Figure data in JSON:

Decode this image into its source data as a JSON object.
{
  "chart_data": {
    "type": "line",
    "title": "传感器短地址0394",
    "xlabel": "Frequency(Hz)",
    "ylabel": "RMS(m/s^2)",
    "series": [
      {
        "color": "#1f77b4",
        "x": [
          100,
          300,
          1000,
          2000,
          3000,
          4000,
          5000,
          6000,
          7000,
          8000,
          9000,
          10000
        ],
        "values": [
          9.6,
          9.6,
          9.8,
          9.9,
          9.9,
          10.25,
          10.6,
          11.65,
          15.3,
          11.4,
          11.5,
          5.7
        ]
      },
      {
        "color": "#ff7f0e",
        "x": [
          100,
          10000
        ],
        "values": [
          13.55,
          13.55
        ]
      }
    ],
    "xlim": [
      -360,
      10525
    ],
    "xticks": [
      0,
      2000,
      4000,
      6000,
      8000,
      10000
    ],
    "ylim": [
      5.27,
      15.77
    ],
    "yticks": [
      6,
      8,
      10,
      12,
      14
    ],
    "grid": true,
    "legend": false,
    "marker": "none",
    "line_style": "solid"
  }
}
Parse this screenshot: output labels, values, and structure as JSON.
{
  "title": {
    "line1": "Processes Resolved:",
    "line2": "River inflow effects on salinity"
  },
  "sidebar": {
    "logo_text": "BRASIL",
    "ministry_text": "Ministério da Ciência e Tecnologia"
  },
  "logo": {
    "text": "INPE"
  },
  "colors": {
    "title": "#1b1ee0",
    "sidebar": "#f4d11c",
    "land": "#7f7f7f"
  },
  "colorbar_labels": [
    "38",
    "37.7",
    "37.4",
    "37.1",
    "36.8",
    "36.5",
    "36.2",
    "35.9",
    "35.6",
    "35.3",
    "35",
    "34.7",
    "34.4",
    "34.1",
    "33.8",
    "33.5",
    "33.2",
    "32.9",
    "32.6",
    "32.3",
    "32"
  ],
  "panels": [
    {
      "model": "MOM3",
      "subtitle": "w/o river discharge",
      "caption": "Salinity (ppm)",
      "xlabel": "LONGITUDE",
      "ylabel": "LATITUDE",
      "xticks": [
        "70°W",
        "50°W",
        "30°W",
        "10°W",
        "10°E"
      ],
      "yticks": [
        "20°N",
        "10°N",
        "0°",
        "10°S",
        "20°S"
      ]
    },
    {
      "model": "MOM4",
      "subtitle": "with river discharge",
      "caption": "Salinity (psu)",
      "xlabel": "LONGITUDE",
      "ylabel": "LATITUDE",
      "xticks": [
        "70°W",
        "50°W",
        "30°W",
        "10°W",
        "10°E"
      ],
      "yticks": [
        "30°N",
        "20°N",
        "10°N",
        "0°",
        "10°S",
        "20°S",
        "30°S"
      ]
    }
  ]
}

WRITTEN INSTRUCTION: Reproduce the data in full, exactly as presented.

OUTPUT BELOW:
Decode this image into its source data as a JSON object.
{
  "chart_data": {
    "type": "line",
    "title": "传感器短地址0394",
    "xlabel": "Frequency(Hz)",
    "ylabel": "RMS(m/s^2)",
    "series": [
      {
        "color": "#1f77b4",
        "x": [
          100,
          300,
          1000,
          2000,
          3000,
          4000,
          5000,
          6000,
          7000,
          8000,
          9000,
          10000
        ],
        "values": [
          9.6,
          9.6,
          9.8,
          9.9,
          9.9,
          10.25,
          10.6,
          11.65,
          15.3,
          11.4,
          11.5,
          5.7
        ]
      },
      {
        "color": "#ff7f0e",
        "x": [
          100,
          10000
        ],
        "values": [
          13.55,
          13.55
        ]
      }
    ],
    "xlim": [
      -360,
      10525
    ],
    "xticks": [
      0,
      2000,
      4000,
      6000,
      8000,
      10000
    ],
    "ylim": [
      5.27,
      15.77
    ],
    "yticks": [
      6,
      8,
      10,
      12,
      14
    ],
    "grid": true,
    "legend": false,
    "marker": "none",
    "line_style": "solid"
  }
}
Parse this screenshot: output labels, values, and structure as JSON.
{
  "title": {
    "line1": "Processes Resolved:",
    "line2": "River inflow effects on salinity"
  },
  "sidebar": {
    "logo_text": "BRASIL",
    "ministry_text": "Ministério da Ciência e Tecnologia"
  },
  "logo": {
    "text": "INPE"
  },
  "colors": {
    "title": "#1b1ee0",
    "sidebar": "#f4d11c",
    "land": "#7f7f7f"
  },
  "colorbar_labels": [
    "38",
    "37.7",
    "37.4",
    "37.1",
    "36.8",
    "36.5",
    "36.2",
    "35.9",
    "35.6",
    "35.3",
    "35",
    "34.7",
    "34.4",
    "34.1",
    "33.8",
    "33.5",
    "33.2",
    "32.9",
    "32.6",
    "32.3",
    "32"
  ],
  "panels": [
    {
      "model": "MOM3",
      "subtitle": "w/o river discharge",
      "caption": "Salinity (ppm)",
      "xlabel": "LONGITUDE",
      "ylabel": "LATITUDE",
      "xticks": [
        "70°W",
        "50°W",
        "30°W",
        "10°W",
        "10°E"
      ],
      "yticks": [
        "20°N",
        "10°N",
        "0°",
        "10°S",
        "20°S"
      ]
    },
    {
      "model": "MOM4",
      "subtitle": "with river discharge",
      "caption": "Salinity (psu)",
      "xlabel": "LONGITUDE",
      "ylabel": "LATITUDE",
      "xticks": [
        "70°W",
        "50°W",
        "30°W",
        "10°W",
        "10°E"
      ],
      "yticks": [
        "30°N",
        "20°N",
        "10°N",
        "0°",
        "10°S",
        "20°S",
        "30°S"
      ]
    }
  ]
}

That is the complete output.